### Aim
Please repeat all of the listing exactly.
------------------------------------------------------------------------
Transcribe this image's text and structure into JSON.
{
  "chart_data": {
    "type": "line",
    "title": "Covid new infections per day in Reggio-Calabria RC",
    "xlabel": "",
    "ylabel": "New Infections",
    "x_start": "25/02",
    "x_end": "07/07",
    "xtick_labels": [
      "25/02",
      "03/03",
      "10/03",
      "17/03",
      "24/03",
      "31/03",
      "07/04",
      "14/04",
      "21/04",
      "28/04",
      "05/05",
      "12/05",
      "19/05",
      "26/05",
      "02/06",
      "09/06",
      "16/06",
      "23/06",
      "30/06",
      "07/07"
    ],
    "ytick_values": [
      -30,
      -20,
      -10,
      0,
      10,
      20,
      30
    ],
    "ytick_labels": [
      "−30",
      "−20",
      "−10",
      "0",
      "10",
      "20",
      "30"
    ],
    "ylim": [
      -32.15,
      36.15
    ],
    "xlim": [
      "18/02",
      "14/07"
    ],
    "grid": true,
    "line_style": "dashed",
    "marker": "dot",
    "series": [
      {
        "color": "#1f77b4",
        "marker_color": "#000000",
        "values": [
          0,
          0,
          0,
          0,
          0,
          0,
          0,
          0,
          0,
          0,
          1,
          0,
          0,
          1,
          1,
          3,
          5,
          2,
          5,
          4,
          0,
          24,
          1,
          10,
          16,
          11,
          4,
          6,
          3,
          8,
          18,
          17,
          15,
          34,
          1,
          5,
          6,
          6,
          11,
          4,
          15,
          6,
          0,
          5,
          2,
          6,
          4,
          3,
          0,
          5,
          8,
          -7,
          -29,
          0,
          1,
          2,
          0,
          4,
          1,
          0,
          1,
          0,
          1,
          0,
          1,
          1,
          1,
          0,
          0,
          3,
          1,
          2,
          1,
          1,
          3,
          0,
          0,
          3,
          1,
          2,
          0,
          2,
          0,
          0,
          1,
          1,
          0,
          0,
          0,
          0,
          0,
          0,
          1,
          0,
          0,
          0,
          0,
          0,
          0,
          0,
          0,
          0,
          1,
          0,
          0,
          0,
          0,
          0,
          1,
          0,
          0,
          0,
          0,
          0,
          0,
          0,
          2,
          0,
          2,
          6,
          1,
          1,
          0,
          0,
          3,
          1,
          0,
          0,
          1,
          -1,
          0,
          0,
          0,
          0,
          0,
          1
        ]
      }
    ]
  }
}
------------------------------------------------------------------------
### Response
Transcribe this image's text and structure into JSON.
{
  "chart_data": {
    "type": "line",
    "title": "Covid new infections per day in Reggio-Calabria RC",
    "xlabel": "",
    "ylabel": "New Infections",
    "x_start": "25/02",
    "x_end": "07/07",
    "xtick_labels": [
      "25/02",
      "03/03",
      "10/03",
      "17/03",
      "24/03",
      "31/03",
      "07/04",
      "14/04",
      "21/04",
      "28/04",
      "05/05",
      "12/05",
      "19/05",
      "26/05",
      "02/06",
      "09/06",
      "16/06",
      "23/06",
      "30/06",
      "07/07"
    ],
    "ytick_values": [
      -30,
      -20,
      -10,
      0,
      10,
      20,
      30
    ],
    "ytick_labels": [
      "−30",
      "−20",
      "−10",
      "0",
      "10",
      "20",
      "30"
    ],
    "ylim": [
      -32.15,
      36.15
    ],
    "xlim": [
      "18/02",
      "14/07"
    ],
    "grid": true,
    "line_style": "dashed",
    "marker": "dot",
    "series": [
      {
        "color": "#1f77b4",
        "marker_color": "#000000",
        "values": [
          0,
          0,
          0,
          0,
          0,
          0,
          0,
          0,
          0,
          0,
          1,
          0,
          0,
          1,
          1,
          3,
          5,
          2,
          5,
          4,
          0,
          24,
          1,
          10,
          16,
          11,
          4,
          6,
          3,
          8,
          18,
          17,
          15,
          34,
          1,
          5,
          6,
          6,
          11,
          4,
          15,
          6,
          0,
          5,
          2,
          6,
          4,
          3,
          0,
          5,
          8,
          -7,
          -29,
          0,
          1,
          2,
          0,
          4,
          1,
          0,
          1,
          0,
          1,
          0,
          1,
          1,
          1,
          0,
          0,
          3,
          1,
          2,
          1,
          1,
          3,
          0,
          0,
          3,
          1,
          2,
          0,
          2,
          0,
          0,
          1,
          1,
          0,
          0,
          0,
          0,
          0,
          0,
          1,
          0,
          0,
          0,
          0,
          0,
          0,
          0,
          0,
          0,
          1,
          0,
          0,
          0,
          0,
          0,
          1,
          0,
          0,
          0,
          0,
          0,
          0,
          0,
          2,
          0,
          2,
          6,
          1,
          1,
          0,
          0,
          3,
          1,
          0,
          0,
          1,
          -1,
          0,
          0,
          0,
          0,
          0,
          1
        ]
      }
    ]
  }
}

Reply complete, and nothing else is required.